──────── STORED ROWS ────────
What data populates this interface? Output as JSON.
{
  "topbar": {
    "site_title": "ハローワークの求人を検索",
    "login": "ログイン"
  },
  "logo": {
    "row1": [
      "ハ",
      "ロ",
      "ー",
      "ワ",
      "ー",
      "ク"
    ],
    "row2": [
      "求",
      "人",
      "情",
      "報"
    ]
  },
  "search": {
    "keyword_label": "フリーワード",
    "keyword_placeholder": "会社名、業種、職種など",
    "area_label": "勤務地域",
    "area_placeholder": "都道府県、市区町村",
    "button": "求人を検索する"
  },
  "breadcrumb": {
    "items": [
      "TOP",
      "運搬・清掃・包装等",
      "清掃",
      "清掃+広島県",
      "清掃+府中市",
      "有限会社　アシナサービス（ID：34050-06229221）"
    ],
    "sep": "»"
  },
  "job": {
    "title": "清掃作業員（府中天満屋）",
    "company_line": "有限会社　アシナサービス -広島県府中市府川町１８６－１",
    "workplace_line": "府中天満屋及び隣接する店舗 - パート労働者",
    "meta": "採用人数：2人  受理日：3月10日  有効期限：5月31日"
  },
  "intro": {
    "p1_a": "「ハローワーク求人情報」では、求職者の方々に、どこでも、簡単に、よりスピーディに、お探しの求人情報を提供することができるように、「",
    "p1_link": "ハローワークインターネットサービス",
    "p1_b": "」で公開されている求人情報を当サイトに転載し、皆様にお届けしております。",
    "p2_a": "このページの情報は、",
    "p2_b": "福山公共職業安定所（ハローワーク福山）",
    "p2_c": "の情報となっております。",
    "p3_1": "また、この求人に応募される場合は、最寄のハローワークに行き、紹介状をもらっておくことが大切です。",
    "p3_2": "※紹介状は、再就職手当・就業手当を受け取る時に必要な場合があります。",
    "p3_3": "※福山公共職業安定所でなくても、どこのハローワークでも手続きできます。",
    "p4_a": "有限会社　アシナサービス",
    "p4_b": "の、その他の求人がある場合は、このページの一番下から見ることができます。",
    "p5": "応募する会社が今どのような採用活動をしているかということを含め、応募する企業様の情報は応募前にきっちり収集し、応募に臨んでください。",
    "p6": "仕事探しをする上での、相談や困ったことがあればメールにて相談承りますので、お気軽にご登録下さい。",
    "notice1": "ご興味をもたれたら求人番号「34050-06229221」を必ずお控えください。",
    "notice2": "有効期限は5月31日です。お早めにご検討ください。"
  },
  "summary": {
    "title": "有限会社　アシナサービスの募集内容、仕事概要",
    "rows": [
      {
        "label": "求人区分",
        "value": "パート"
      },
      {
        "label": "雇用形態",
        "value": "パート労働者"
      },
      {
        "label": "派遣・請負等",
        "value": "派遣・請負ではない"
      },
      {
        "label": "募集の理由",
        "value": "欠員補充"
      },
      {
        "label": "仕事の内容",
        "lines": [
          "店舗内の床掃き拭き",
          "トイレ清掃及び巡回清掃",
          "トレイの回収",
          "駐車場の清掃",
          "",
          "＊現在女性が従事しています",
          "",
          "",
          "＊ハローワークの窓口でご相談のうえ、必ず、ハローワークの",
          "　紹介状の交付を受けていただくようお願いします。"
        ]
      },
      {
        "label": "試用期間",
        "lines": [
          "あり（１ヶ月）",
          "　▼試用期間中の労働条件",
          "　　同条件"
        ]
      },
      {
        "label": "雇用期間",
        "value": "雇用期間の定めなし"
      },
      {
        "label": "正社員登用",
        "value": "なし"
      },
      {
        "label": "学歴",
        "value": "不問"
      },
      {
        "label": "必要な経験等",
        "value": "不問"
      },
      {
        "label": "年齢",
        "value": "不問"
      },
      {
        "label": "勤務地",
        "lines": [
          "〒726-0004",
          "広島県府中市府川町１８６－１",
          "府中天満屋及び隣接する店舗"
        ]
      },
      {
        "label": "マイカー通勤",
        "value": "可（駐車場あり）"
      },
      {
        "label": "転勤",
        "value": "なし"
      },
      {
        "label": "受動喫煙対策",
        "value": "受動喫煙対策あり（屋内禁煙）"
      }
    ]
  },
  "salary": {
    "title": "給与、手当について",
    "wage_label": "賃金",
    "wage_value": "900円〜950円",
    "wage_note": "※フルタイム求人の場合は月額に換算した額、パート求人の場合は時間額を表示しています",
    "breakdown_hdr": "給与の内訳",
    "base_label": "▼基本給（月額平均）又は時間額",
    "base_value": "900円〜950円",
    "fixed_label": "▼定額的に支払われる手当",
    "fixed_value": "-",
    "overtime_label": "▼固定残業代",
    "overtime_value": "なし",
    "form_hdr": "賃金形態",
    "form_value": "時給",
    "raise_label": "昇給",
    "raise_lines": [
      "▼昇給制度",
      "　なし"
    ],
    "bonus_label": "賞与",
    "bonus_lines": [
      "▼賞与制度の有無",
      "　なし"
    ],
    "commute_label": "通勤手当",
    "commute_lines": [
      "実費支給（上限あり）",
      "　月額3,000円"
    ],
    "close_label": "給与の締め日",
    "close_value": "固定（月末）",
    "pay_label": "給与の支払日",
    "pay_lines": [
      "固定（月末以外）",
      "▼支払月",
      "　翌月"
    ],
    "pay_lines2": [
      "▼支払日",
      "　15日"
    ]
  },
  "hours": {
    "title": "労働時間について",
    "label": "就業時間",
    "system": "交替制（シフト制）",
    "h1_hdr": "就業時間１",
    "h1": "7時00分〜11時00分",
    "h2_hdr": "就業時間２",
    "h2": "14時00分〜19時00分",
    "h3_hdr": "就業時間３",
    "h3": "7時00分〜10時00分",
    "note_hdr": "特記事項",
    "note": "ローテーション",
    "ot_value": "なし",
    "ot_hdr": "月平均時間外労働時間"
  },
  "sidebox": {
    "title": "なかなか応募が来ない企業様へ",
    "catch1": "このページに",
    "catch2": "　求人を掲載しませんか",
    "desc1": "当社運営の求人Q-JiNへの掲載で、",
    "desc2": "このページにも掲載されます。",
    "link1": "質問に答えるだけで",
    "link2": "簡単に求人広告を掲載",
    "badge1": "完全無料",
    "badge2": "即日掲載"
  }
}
────────
THE EXERCISE:
Output each entry precisely as given.

TASK ANSWER:
What data populates this interface? Output as JSON.
{
  "topbar": {
    "site_title": "ハローワークの求人を検索",
    "login": "ログイン"
  },
  "logo": {
    "row1": [
      "ハ",
      "ロ",
      "ー",
      "ワ",
      "ー",
      "ク"
    ],
    "row2": [
      "求",
      "人",
      "情",
      "報"
    ]
  },
  "search": {
    "keyword_label": "フリーワード",
    "keyword_placeholder": "会社名、業種、職種など",
    "area_label": "勤務地域",
    "area_placeholder": "都道府県、市区町村",
    "button": "求人を検索する"
  },
  "breadcrumb": {
    "items": [
      "TOP",
      "運搬・清掃・包装等",
      "清掃",
      "清掃+広島県",
      "清掃+府中市",
      "有限会社　アシナサービス（ID：34050-06229221）"
    ],
    "sep": "»"
  },
  "job": {
    "title": "清掃作業員（府中天満屋）",
    "company_line": "有限会社　アシナサービス -広島県府中市府川町１８６－１",
    "workplace_line": "府中天満屋及び隣接する店舗 - パート労働者",
    "meta": "採用人数：2人  受理日：3月10日  有効期限：5月31日"
  },
  "intro": {
    "p1_a": "「ハローワーク求人情報」では、求職者の方々に、どこでも、簡単に、よりスピーディに、お探しの求人情報を提供することができるように、「",
    "p1_link": "ハローワークインターネットサービス",
    "p1_b": "」で公開されている求人情報を当サイトに転載し、皆様にお届けしております。",
    "p2_a": "このページの情報は、",
    "p2_b": "福山公共職業安定所（ハローワーク福山）",
    "p2_c": "の情報となっております。",
    "p3_1": "また、この求人に応募される場合は、最寄のハローワークに行き、紹介状をもらっておくことが大切です。",
    "p3_2": "※紹介状は、再就職手当・就業手当を受け取る時に必要な場合があります。",
    "p3_3": "※福山公共職業安定所でなくても、どこのハローワークでも手続きできます。",
    "p4_a": "有限会社　アシナサービス",
    "p4_b": "の、その他の求人がある場合は、このページの一番下から見ることができます。",
    "p5": "応募する会社が今どのような採用活動をしているかということを含め、応募する企業様の情報は応募前にきっちり収集し、応募に臨んでください。",
    "p6": "仕事探しをする上での、相談や困ったことがあればメールにて相談承りますので、お気軽にご登録下さい。",
    "notice1": "ご興味をもたれたら求人番号「34050-06229221」を必ずお控えください。",
    "notice2": "有効期限は5月31日です。お早めにご検討ください。"
  },
  "summary": {
    "title": "有限会社　アシナサービスの募集内容、仕事概要",
    "rows": [
      {
        "label": "求人区分",
        "value": "パート"
      },
      {
        "label": "雇用形態",
        "value": "パート労働者"
      },
      {
        "label": "派遣・請負等",
        "value": "派遣・請負ではない"
      },
      {
        "label": "募集の理由",
        "value": "欠員補充"
      },
      {
        "label": "仕事の内容",
        "lines": [
          "店舗内の床掃き拭き",
          "トイレ清掃及び巡回清掃",
          "トレイの回収",
          "駐車場の清掃",
          "",
          "＊現在女性が従事しています",
          "",
          "",
          "＊ハローワークの窓口でご相談のうえ、必ず、ハローワークの",
          "　紹介状の交付を受けていただくようお願いします。"
        ]
      },
      {
        "label": "試用期間",
        "lines": [
          "あり（１ヶ月）",
          "　▼試用期間中の労働条件",
          "　　同条件"
        ]
      },
      {
        "label": "雇用期間",
        "value": "雇用期間の定めなし"
      },
      {
        "label": "正社員登用",
        "value": "なし"
      },
      {
        "label": "学歴",
        "value": "不問"
      },
      {
        "label": "必要な経験等",
        "value": "不問"
      },
      {
        "label": "年齢",
        "value": "不問"
      },
      {
        "label": "勤務地",
        "lines": [
          "〒726-0004",
          "広島県府中市府川町１８６－１",
          "府中天満屋及び隣接する店舗"
        ]
      },
      {
        "label": "マイカー通勤",
        "value": "可（駐車場あり）"
      },
      {
        "label": "転勤",
        "value": "なし"
      },
      {
        "label": "受動喫煙対策",
        "value": "受動喫煙対策あり（屋内禁煙）"
      }
    ]
  },
  "salary": {
    "title": "給与、手当について",
    "wage_label": "賃金",
    "wage_value": "900円〜950円",
    "wage_note": "※フルタイム求人の場合は月額に換算した額、パート求人の場合は時間額を表示しています",
    "breakdown_hdr": "給与の内訳",
    "base_label": "▼基本給（月額平均）又は時間額",
    "base_value": "900円〜950円",
    "fixed_label": "▼定額的に支払われる手当",
    "fixed_value": "-",
    "overtime_label": "▼固定残業代",
    "overtime_value": "なし",
    "form_hdr": "賃金形態",
    "form_value": "時給",
    "raise_label": "昇給",
    "raise_lines": [
      "▼昇給制度",
      "　なし"
    ],
    "bonus_label": "賞与",
    "bonus_lines": [
      "▼賞与制度の有無",
      "　なし"
    ],
    "commute_label": "通勤手当",
    "commute_lines": [
      "実費支給（上限あり）",
      "　月額3,000円"
    ],
    "close_label": "給与の締め日",
    "close_value": "固定（月末）",
    "pay_label": "給与の支払日",
    "pay_lines": [
      "固定（月末以外）",
      "▼支払月",
      "　翌月"
    ],
    "pay_lines2": [
      "▼支払日",
      "　15日"
    ]
  },
  "hours": {
    "title": "労働時間について",
    "label": "就業時間",
    "system": "交替制（シフト制）",
    "h1_hdr": "就業時間１",
    "h1": "7時00分〜11時00分",
    "h2_hdr": "就業時間２",
    "h2": "14時00分〜19時00分",
    "h3_hdr": "就業時間３",
    "h3": "7時00分〜10時00分",
    "note_hdr": "特記事項",
    "note": "ローテーション",
    "ot_value": "なし",
    "ot_hdr": "月平均時間外労働時間"
  },
  "sidebox": {
    "title": "なかなか応募が来ない企業様へ",
    "catch1": "このページに",
    "catch2": "　求人を掲載しませんか",
    "desc1": "当社運営の求人Q-JiNへの掲載で、",
    "desc2": "このページにも掲載されます。",
    "link1": "質問に答えるだけで",
    "link2": "簡単に求人広告を掲載",
    "badge1": "完全無料",
    "badge2": "即日掲載"
  }
}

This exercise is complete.